___ EXERCISE INPUTS
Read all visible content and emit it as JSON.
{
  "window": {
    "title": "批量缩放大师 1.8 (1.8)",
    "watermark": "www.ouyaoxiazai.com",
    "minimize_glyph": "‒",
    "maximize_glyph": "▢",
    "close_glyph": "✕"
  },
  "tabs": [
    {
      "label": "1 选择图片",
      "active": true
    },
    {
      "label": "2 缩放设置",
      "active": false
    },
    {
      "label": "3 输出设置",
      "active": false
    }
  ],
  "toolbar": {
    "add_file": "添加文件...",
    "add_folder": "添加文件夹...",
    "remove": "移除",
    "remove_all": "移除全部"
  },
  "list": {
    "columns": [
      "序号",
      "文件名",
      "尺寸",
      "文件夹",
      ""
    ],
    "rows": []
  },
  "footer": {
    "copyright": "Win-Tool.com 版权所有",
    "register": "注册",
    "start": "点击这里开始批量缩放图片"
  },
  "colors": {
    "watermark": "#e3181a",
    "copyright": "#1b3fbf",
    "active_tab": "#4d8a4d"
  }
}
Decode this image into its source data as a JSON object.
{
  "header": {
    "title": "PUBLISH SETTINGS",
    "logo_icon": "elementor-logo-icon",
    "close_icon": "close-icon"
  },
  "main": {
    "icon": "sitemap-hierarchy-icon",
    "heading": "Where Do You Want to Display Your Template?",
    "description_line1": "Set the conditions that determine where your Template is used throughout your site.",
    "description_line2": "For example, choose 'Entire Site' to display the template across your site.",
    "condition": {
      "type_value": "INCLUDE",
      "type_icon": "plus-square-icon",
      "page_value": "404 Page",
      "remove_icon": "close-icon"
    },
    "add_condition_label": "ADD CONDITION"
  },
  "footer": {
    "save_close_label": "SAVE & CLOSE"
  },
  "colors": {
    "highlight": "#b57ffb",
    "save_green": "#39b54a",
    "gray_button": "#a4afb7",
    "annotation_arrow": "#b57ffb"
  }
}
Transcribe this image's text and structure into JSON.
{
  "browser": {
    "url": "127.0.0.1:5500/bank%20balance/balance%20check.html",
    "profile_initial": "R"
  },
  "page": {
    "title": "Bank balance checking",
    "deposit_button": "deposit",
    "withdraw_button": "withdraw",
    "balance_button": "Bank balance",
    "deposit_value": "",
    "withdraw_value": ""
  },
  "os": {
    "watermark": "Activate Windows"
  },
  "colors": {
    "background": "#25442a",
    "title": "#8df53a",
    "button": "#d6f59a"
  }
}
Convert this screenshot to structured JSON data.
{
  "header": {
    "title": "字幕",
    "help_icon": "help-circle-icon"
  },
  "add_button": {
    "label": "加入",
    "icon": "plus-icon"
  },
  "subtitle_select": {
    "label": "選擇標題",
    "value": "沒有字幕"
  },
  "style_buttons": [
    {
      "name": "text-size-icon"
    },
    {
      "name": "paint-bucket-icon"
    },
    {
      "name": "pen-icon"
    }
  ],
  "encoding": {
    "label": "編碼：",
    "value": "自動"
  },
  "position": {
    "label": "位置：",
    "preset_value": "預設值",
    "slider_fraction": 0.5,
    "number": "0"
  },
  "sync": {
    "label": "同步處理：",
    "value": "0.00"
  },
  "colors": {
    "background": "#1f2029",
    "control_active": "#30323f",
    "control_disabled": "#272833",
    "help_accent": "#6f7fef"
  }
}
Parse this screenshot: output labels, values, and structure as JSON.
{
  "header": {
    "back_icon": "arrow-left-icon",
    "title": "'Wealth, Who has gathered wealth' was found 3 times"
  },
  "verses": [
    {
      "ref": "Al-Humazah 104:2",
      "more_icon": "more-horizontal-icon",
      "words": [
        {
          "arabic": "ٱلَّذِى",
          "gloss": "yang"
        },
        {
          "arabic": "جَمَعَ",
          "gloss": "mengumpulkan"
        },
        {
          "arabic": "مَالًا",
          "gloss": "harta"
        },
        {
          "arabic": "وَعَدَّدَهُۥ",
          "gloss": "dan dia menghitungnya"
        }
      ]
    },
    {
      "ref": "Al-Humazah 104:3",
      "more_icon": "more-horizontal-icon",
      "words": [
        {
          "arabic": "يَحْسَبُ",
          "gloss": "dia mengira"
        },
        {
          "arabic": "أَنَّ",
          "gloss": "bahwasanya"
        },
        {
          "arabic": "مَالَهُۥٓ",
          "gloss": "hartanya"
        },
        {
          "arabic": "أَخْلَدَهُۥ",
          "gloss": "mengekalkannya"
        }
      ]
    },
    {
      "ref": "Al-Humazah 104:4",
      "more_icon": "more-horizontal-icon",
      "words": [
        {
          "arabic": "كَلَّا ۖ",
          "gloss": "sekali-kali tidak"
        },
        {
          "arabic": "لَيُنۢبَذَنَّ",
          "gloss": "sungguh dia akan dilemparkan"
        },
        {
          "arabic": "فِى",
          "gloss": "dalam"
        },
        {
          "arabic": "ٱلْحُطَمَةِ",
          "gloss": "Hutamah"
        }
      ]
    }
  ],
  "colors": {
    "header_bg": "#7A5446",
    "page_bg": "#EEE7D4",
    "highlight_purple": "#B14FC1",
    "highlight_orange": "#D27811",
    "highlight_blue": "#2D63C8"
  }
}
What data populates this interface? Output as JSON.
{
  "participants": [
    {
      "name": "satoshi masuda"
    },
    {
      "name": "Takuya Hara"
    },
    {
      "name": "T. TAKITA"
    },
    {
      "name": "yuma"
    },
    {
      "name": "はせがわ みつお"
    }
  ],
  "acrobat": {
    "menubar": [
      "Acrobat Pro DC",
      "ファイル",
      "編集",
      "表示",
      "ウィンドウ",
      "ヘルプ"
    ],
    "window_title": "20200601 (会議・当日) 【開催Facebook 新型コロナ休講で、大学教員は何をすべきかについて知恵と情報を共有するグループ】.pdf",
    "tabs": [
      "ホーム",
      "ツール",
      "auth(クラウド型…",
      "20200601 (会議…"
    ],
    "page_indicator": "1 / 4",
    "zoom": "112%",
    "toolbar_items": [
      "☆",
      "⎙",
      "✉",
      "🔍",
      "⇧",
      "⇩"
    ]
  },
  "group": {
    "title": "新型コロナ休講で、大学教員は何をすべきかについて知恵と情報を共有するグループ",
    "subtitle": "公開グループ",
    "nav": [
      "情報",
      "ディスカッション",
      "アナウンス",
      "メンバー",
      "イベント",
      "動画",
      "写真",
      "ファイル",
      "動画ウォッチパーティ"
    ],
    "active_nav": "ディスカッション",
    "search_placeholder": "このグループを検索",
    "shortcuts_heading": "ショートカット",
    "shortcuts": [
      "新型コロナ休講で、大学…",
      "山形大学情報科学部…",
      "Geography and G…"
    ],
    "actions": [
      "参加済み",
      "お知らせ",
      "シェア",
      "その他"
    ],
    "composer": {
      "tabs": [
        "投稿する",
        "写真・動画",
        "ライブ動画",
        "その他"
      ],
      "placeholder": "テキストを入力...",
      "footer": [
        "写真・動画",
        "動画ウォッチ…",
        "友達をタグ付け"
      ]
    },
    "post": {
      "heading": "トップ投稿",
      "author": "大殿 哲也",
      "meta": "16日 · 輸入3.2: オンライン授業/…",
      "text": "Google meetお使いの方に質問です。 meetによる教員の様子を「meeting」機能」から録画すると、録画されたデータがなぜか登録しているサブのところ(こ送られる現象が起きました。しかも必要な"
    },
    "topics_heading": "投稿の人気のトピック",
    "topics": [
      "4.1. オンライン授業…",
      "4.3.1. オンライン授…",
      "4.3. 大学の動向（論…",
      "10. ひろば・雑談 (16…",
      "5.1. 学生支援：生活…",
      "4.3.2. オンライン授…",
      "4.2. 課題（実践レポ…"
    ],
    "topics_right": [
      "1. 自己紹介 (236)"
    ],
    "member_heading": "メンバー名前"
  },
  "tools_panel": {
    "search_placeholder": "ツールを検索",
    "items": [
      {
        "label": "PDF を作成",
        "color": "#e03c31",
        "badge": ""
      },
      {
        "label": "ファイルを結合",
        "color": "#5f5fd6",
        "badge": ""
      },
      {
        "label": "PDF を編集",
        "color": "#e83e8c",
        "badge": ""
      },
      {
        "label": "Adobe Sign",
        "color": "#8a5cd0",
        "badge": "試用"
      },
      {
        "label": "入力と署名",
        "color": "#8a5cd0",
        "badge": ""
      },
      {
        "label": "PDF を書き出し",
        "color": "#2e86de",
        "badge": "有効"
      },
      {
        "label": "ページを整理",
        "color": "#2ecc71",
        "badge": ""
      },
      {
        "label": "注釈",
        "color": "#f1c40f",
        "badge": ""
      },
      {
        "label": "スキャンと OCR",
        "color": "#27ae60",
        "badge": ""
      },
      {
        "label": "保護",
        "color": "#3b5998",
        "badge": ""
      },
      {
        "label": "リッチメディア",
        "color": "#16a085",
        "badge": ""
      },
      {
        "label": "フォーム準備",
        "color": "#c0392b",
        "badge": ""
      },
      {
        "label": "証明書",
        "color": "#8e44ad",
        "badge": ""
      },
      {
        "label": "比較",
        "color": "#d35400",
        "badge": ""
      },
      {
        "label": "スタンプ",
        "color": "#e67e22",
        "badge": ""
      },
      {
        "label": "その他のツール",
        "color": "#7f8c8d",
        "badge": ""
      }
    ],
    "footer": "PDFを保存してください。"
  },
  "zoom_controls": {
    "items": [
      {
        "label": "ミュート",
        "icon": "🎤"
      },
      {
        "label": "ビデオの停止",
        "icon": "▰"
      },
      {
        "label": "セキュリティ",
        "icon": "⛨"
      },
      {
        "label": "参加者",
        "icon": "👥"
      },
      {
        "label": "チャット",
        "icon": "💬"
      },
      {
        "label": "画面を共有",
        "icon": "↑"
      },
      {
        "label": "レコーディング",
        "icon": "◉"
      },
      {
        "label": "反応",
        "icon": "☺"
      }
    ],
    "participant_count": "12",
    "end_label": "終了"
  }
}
______
*EXERCISE GOAL*. List the lines of the entries that include "footer".

*COMPLETE OUTPUT*.
  "footer": {
  "footer": {
      "footer": [
    "footer": "PDFを保存してください。"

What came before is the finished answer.